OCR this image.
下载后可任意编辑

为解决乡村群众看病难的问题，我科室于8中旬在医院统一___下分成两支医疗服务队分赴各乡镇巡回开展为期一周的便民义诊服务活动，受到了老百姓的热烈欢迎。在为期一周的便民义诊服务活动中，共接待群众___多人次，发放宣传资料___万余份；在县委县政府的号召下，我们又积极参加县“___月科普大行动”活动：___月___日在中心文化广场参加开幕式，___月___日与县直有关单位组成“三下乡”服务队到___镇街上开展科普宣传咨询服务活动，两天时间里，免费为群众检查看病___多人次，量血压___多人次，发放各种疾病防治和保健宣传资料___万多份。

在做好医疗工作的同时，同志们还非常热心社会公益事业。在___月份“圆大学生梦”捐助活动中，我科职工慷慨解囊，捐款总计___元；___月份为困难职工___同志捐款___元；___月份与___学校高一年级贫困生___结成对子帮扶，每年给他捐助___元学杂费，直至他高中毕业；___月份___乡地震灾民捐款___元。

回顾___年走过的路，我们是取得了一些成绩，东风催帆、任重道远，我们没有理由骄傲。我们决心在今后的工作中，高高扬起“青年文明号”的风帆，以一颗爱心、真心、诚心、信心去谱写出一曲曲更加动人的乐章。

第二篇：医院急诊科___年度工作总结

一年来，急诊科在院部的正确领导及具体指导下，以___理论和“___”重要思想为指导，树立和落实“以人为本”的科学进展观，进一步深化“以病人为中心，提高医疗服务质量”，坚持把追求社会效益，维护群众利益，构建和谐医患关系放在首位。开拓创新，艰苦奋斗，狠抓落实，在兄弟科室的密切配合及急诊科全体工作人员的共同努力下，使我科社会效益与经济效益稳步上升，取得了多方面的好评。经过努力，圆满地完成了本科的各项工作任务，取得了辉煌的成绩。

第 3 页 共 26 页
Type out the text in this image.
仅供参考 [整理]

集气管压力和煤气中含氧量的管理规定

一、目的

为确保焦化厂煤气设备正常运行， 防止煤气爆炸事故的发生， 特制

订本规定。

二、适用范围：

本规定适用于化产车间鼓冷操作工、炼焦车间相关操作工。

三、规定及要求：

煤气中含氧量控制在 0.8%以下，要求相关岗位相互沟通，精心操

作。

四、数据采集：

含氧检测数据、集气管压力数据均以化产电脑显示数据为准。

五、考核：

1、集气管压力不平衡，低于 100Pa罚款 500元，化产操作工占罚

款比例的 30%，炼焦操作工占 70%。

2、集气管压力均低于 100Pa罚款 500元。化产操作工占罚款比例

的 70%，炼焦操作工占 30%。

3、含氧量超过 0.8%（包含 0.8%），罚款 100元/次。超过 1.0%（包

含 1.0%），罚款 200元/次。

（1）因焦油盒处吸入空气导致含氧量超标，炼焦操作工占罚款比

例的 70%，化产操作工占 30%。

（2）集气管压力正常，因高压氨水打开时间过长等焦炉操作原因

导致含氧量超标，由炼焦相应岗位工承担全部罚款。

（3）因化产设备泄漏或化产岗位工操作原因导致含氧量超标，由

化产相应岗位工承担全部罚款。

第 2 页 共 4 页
----
● **Written exercise**: Copy every line from the entries that contains the word "image".

● **Written answer**:
OCR this image.
Type out the text in this image.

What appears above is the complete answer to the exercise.